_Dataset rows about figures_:
***
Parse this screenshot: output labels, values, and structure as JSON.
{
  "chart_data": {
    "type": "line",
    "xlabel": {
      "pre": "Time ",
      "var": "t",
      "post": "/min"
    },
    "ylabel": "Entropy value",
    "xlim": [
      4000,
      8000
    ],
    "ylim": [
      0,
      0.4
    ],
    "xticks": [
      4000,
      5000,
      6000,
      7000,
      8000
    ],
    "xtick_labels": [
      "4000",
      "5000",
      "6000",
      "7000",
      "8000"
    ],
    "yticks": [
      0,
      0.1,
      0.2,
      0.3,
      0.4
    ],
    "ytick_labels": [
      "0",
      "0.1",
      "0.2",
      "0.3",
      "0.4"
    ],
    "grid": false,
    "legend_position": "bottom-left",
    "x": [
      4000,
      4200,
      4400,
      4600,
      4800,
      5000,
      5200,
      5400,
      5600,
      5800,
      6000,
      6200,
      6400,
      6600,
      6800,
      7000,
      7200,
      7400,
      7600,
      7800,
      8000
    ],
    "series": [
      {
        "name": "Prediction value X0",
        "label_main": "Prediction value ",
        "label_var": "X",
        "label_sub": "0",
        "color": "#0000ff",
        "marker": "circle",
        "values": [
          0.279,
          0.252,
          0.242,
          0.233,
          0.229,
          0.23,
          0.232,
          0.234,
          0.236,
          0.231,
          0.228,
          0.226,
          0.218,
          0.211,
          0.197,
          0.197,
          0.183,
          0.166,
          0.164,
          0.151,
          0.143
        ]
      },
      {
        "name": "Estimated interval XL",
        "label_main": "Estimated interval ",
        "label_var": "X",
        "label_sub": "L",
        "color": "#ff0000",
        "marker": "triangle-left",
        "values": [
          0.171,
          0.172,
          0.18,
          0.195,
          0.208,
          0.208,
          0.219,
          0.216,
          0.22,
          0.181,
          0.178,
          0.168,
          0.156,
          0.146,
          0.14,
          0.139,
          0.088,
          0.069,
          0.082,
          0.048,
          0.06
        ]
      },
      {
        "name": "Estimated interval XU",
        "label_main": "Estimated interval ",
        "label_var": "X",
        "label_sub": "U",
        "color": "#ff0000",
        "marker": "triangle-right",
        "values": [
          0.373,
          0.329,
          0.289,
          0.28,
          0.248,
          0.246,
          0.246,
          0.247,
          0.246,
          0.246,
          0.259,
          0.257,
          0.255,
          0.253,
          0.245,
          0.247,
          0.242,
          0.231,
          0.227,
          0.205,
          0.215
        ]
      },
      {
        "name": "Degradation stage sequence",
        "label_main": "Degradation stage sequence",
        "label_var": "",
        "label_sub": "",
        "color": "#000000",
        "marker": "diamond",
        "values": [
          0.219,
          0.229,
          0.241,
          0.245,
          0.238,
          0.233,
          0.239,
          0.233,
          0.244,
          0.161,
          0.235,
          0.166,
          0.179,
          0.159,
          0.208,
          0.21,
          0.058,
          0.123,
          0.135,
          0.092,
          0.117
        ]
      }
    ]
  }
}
***
_What is asked_: Reproduce the records in full, exactly as written.

_Task result_:
Parse this screenshot: output labels, values, and structure as JSON.
{
  "chart_data": {
    "type": "line",
    "xlabel": {
      "pre": "Time ",
      "var": "t",
      "post": "/min"
    },
    "ylabel": "Entropy value",
    "xlim": [
      4000,
      8000
    ],
    "ylim": [
      0,
      0.4
    ],
    "xticks": [
      4000,
      5000,
      6000,
      7000,
      8000
    ],
    "xtick_labels": [
      "4000",
      "5000",
      "6000",
      "7000",
      "8000"
    ],
    "yticks": [
      0,
      0.1,
      0.2,
      0.3,
      0.4
    ],
    "ytick_labels": [
      "0",
      "0.1",
      "0.2",
      "0.3",
      "0.4"
    ],
    "grid": false,
    "legend_position": "bottom-left",
    "x": [
      4000,
      4200,
      4400,
      4600,
      4800,
      5000,
      5200,
      5400,
      5600,
      5800,
      6000,
      6200,
      6400,
      6600,
      6800,
      7000,
      7200,
      7400,
      7600,
      7800,
      8000
    ],
    "series": [
      {
        "name": "Prediction value X0",
        "label_main": "Prediction value ",
        "label_var": "X",
        "label_sub": "0",
        "color": "#0000ff",
        "marker": "circle",
        "values": [
          0.279,
          0.252,
          0.242,
          0.233,
          0.229,
          0.23,
          0.232,
          0.234,
          0.236,
          0.231,
          0.228,
          0.226,
          0.218,
          0.211,
          0.197,
          0.197,
          0.183,
          0.166,
          0.164,
          0.151,
          0.143
        ]
      },
      {
        "name": "Estimated interval XL",
        "label_main": "Estimated interval ",
        "label_var": "X",
        "label_sub": "L",
        "color": "#ff0000",
        "marker": "triangle-left",
        "values": [
          0.171,
          0.172,
          0.18,
          0.195,
          0.208,
          0.208,
          0.219,
          0.216,
          0.22,
          0.181,
          0.178,
          0.168,
          0.156,
          0.146,
          0.14,
          0.139,
          0.088,
          0.069,
          0.082,
          0.048,
          0.06
        ]
      },
      {
        "name": "Estimated interval XU",
        "label_main": "Estimated interval ",
        "label_var": "X",
        "label_sub": "U",
        "color": "#ff0000",
        "marker": "triangle-right",
        "values": [
          0.373,
          0.329,
          0.289,
          0.28,
          0.248,
          0.246,
          0.246,
          0.247,
          0.246,
          0.246,
          0.259,
          0.257,
          0.255,
          0.253,
          0.245,
          0.247,
          0.242,
          0.231,
          0.227,
          0.205,
          0.215
        ]
      },
      {
        "name": "Degradation stage sequence",
        "label_main": "Degradation stage sequence",
        "label_var": "",
        "label_sub": "",
        "color": "#000000",
        "marker": "diamond",
        "values": [
          0.219,
          0.229,
          0.241,
          0.245,
          0.238,
          0.233,
          0.239,
          0.233,
          0.244,
          0.161,
          0.235,
          0.166,
          0.179,
          0.159,
          0.208,
          0.21,
          0.058,
          0.123,
          0.135,
          0.092,
          0.117
        ]
      }
    ]
  }
}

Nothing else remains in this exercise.